__Dataset records on visual material__
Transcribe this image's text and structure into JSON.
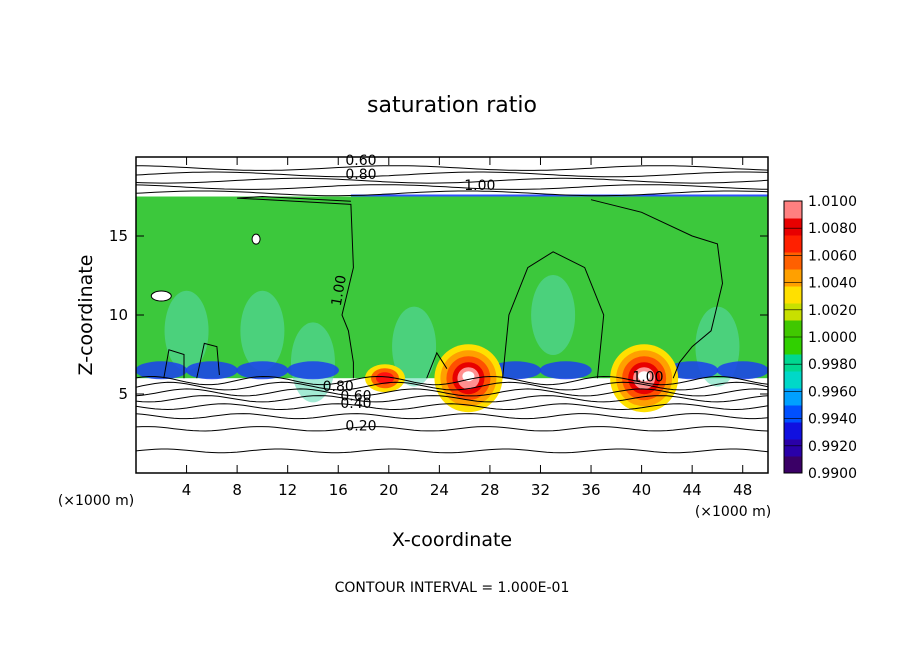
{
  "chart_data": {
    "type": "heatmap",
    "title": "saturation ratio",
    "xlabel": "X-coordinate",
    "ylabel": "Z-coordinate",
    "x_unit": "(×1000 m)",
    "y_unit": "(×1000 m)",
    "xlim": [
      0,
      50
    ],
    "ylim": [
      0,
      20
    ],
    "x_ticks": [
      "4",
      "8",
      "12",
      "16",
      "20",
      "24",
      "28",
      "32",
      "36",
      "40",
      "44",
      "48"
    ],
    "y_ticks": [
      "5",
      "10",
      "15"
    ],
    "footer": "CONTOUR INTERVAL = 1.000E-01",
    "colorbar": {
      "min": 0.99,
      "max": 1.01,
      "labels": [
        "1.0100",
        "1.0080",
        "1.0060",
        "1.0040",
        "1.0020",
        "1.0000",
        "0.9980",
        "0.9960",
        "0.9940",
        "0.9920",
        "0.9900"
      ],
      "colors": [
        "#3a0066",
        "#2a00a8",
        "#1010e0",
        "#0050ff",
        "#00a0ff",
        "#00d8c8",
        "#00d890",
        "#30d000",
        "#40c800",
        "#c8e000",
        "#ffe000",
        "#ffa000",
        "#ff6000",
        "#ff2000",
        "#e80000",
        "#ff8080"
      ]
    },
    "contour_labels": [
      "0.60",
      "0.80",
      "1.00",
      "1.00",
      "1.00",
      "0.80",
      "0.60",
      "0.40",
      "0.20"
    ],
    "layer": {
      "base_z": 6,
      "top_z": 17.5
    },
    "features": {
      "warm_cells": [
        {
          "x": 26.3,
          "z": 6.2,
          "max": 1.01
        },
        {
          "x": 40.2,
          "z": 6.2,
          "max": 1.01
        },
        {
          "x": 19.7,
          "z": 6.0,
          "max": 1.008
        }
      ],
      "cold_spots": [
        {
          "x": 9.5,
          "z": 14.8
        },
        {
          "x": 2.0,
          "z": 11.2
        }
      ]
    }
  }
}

--

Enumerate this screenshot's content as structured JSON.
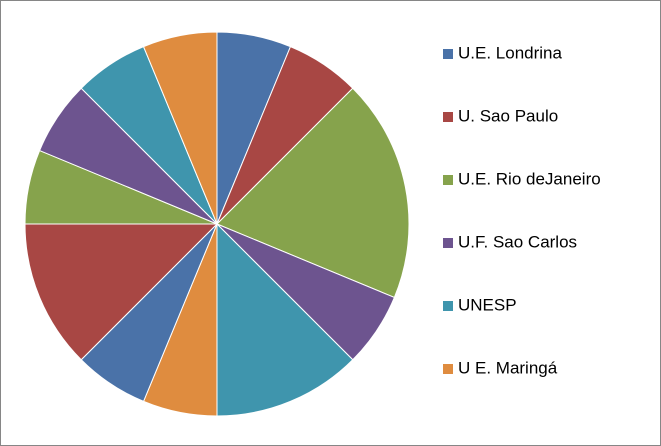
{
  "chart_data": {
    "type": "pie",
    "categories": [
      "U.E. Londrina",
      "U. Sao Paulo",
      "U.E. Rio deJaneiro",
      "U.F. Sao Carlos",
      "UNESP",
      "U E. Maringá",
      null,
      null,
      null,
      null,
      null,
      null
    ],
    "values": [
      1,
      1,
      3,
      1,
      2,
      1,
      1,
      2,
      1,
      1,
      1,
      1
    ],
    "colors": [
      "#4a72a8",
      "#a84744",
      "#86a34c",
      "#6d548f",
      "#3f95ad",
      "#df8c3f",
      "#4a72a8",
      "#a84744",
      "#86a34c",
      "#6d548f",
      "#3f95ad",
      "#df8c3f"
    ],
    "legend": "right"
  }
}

__TASK PROMPT__
Select and copy every line of the listing with the word "coordinate".

__REPLY__
    "xlabel": "X-coordinate",
    "ylabel": "Z-coordinate",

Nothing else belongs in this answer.